EXERCISE: Every line must be returned precisely as it is written.

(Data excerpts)
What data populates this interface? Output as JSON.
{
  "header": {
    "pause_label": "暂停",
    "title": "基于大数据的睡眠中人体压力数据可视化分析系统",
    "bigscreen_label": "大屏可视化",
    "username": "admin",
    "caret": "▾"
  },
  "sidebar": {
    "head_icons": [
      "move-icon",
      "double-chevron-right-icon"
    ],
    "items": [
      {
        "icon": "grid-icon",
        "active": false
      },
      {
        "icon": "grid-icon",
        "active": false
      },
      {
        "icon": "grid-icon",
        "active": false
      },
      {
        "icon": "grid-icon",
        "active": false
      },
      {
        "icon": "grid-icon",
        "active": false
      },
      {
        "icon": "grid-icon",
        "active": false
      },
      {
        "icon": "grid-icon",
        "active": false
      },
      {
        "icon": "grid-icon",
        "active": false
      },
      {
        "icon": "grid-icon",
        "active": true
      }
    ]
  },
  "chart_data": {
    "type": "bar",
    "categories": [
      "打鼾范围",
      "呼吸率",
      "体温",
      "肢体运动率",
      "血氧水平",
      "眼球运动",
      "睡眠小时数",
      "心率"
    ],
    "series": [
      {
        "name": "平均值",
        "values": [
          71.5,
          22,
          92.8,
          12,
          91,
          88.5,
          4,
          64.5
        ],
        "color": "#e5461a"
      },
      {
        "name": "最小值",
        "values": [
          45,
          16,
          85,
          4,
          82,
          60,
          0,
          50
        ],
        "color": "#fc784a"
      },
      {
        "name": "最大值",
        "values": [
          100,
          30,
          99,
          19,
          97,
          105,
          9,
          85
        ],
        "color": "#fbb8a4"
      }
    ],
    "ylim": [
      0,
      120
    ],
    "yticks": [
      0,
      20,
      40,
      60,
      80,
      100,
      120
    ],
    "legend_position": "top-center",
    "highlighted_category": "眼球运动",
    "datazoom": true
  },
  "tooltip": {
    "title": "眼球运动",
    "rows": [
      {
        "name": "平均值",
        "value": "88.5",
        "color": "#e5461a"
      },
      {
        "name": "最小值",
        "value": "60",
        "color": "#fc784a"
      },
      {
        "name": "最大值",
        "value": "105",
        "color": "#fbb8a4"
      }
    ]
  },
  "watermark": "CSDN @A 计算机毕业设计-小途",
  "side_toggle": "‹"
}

CORRECT ANSWER:
What data populates this interface? Output as JSON.
{
  "header": {
    "pause_label": "暂停",
    "title": "基于大数据的睡眠中人体压力数据可视化分析系统",
    "bigscreen_label": "大屏可视化",
    "username": "admin",
    "caret": "▾"
  },
  "sidebar": {
    "head_icons": [
      "move-icon",
      "double-chevron-right-icon"
    ],
    "items": [
      {
        "icon": "grid-icon",
        "active": false
      },
      {
        "icon": "grid-icon",
        "active": false
      },
      {
        "icon": "grid-icon",
        "active": false
      },
      {
        "icon": "grid-icon",
        "active": false
      },
      {
        "icon": "grid-icon",
        "active": false
      },
      {
        "icon": "grid-icon",
        "active": false
      },
      {
        "icon": "grid-icon",
        "active": false
      },
      {
        "icon": "grid-icon",
        "active": false
      },
      {
        "icon": "grid-icon",
        "active": true
      }
    ]
  },
  "chart_data": {
    "type": "bar",
    "categories": [
      "打鼾范围",
      "呼吸率",
      "体温",
      "肢体运动率",
      "血氧水平",
      "眼球运动",
      "睡眠小时数",
      "心率"
    ],
    "series": [
      {
        "name": "平均值",
        "values": [
          71.5,
          22,
          92.8,
          12,
          91,
          88.5,
          4,
          64.5
        ],
        "color": "#e5461a"
      },
      {
        "name": "最小值",
        "values": [
          45,
          16,
          85,
          4,
          82,
          60,
          0,
          50
        ],
        "color": "#fc784a"
      },
      {
        "name": "最大值",
        "values": [
          100,
          30,
          99,
          19,
          97,
          105,
          9,
          85
        ],
        "color": "#fbb8a4"
      }
    ],
    "ylim": [
      0,
      120
    ],
    "yticks": [
      0,
      20,
      40,
      60,
      80,
      100,
      120
    ],
    "legend_position": "top-center",
    "highlighted_category": "眼球运动",
    "datazoom": true
  },
  "tooltip": {
    "title": "眼球运动",
    "rows": [
      {
        "name": "平均值",
        "value": "88.5",
        "color": "#e5461a"
      },
      {
        "name": "最小值",
        "value": "60",
        "color": "#fc784a"
      },
      {
        "name": "最大值",
        "value": "105",
        "color": "#fbb8a4"
      }
    ]
  },
  "watermark": "CSDN @A 计算机毕业设计-小途",
  "side_toggle": "‹"
}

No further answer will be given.